>> Start Dataset records

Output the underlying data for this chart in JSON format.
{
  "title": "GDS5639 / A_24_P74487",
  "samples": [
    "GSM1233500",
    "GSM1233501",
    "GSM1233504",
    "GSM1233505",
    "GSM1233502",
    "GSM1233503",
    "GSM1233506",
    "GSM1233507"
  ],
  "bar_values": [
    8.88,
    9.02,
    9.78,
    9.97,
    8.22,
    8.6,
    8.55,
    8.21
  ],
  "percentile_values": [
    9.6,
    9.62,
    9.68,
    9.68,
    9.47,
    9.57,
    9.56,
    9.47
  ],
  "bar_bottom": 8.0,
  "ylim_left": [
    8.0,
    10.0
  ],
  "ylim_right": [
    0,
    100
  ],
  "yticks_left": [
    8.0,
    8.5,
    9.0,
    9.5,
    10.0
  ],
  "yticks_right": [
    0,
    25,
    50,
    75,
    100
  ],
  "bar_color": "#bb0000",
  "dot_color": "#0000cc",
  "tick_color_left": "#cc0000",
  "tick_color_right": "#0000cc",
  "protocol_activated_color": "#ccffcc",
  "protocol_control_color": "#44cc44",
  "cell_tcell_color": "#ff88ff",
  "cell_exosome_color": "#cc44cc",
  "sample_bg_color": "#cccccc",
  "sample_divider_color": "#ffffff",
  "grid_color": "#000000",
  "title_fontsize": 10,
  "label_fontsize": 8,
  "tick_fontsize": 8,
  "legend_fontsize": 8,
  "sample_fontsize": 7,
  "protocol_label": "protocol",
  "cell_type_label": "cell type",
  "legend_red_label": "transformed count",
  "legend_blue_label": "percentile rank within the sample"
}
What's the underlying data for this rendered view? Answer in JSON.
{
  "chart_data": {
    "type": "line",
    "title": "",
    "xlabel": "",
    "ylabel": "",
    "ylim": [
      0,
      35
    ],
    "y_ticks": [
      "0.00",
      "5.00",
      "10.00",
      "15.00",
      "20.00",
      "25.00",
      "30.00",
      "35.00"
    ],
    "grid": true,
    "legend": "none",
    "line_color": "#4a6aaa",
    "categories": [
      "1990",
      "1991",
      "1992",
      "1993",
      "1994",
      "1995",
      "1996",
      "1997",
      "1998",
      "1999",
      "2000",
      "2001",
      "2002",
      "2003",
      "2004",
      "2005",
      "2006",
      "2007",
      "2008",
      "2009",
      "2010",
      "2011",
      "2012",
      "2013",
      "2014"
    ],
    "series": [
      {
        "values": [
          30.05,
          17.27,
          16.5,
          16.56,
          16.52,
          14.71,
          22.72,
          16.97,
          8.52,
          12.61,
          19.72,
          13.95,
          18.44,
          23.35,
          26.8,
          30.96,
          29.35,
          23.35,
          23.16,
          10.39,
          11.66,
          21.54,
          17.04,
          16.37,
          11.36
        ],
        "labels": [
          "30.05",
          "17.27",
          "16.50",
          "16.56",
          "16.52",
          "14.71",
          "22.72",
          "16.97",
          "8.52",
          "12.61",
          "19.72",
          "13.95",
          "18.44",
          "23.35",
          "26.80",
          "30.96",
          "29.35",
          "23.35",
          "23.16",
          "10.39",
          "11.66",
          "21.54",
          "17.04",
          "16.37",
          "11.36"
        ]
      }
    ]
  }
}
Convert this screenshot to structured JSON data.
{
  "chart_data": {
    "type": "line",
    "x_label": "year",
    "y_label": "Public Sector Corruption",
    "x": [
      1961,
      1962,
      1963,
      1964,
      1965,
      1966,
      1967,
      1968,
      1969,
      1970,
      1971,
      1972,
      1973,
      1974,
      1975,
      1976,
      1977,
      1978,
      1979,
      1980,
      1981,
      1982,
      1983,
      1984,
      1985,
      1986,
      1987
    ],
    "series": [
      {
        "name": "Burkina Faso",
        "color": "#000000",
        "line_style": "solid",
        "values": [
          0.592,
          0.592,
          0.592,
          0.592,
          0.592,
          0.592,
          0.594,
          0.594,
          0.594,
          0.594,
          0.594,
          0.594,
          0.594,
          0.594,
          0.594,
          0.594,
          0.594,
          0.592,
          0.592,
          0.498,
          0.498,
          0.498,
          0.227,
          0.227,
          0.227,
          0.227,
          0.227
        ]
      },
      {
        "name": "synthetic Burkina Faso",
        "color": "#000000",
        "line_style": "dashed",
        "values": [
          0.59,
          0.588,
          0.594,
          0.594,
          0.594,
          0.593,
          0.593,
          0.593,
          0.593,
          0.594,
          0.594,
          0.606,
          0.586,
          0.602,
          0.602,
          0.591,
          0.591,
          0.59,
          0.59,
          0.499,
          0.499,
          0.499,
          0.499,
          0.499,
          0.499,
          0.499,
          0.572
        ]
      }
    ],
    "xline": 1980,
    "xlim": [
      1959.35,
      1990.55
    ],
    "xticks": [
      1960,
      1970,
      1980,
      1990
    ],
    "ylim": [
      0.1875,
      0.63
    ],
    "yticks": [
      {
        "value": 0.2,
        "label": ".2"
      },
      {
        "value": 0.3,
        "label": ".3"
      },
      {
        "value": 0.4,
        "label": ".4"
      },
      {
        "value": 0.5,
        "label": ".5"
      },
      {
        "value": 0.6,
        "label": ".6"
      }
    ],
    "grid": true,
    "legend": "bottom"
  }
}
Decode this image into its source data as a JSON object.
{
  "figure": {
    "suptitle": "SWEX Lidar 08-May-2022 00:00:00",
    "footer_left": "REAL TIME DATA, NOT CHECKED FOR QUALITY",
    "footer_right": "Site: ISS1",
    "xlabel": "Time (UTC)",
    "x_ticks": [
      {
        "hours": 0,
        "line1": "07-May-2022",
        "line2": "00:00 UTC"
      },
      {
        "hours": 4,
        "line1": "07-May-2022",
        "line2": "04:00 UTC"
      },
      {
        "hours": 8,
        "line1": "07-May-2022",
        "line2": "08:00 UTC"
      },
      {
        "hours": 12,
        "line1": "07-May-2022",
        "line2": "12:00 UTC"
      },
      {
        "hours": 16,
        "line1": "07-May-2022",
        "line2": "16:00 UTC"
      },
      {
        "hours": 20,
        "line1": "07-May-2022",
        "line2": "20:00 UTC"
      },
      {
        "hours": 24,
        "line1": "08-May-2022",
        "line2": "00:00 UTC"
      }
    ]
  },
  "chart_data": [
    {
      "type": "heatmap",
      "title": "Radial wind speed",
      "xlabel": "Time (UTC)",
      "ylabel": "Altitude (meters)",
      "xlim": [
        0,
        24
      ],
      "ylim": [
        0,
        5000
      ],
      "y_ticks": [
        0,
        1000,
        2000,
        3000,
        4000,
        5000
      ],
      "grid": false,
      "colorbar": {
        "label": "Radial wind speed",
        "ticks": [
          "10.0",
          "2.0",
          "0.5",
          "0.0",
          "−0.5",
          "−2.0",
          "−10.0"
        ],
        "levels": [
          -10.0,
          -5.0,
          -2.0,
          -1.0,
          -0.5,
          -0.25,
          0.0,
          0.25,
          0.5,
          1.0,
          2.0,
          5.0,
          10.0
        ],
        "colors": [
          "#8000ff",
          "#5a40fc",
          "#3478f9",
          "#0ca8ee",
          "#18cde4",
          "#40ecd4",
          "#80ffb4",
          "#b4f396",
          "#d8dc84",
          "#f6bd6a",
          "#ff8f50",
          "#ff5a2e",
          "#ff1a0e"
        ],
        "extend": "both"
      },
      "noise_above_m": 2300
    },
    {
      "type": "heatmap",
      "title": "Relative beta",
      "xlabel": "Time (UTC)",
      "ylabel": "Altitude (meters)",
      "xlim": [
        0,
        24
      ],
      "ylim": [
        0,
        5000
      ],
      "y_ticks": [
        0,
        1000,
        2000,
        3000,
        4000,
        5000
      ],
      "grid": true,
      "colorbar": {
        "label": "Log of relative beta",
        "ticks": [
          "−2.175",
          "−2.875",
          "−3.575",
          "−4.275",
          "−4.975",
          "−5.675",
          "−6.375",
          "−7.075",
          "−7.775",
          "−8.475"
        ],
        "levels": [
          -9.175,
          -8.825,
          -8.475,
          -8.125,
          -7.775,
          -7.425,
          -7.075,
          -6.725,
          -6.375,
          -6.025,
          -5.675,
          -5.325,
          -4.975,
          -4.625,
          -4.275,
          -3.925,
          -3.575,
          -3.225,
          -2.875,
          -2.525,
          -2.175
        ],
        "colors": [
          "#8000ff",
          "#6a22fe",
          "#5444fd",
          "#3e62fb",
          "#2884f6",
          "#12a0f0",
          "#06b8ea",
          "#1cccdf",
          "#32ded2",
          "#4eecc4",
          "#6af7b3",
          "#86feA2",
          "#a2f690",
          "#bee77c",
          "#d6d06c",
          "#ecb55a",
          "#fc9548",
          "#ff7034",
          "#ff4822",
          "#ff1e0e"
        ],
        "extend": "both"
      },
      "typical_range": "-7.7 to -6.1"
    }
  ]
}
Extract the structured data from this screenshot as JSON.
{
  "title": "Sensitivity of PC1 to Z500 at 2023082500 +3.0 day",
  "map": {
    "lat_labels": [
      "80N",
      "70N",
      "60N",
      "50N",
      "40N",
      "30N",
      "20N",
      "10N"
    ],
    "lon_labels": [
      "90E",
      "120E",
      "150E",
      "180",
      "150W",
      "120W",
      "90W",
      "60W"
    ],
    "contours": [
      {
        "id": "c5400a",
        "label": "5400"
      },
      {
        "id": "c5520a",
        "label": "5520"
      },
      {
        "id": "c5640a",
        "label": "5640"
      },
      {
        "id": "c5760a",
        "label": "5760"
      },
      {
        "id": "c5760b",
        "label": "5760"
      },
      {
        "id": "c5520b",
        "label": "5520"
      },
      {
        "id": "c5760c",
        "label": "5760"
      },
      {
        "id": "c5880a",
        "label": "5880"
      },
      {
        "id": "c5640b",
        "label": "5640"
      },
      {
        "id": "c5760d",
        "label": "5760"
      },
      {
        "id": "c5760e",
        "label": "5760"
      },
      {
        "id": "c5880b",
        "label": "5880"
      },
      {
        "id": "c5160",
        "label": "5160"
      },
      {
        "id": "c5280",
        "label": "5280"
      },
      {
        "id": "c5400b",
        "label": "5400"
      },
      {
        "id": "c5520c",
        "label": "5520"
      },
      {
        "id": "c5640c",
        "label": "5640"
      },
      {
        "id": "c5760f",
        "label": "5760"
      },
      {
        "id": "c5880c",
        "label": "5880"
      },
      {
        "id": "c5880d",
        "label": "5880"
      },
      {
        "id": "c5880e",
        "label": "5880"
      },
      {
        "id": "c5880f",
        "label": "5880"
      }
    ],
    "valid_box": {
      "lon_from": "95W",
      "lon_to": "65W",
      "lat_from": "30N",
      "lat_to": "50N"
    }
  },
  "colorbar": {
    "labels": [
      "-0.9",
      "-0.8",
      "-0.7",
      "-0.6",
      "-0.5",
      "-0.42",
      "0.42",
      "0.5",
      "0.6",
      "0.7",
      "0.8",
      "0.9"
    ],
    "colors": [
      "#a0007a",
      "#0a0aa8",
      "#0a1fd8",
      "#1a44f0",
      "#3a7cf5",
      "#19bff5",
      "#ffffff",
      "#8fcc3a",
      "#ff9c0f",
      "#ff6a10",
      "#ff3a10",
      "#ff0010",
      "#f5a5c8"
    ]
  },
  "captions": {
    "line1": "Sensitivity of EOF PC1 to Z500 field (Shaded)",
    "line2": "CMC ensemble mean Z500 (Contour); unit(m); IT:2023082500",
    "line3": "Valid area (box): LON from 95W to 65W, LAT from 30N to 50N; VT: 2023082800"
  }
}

>> End Dataset records

#### [Required work]
Scan the material above for the string "ffffff" and return the lines that hold it.

#### [Finished task]
  "sample_divider_color": "#ffffff",
      "#ffffff",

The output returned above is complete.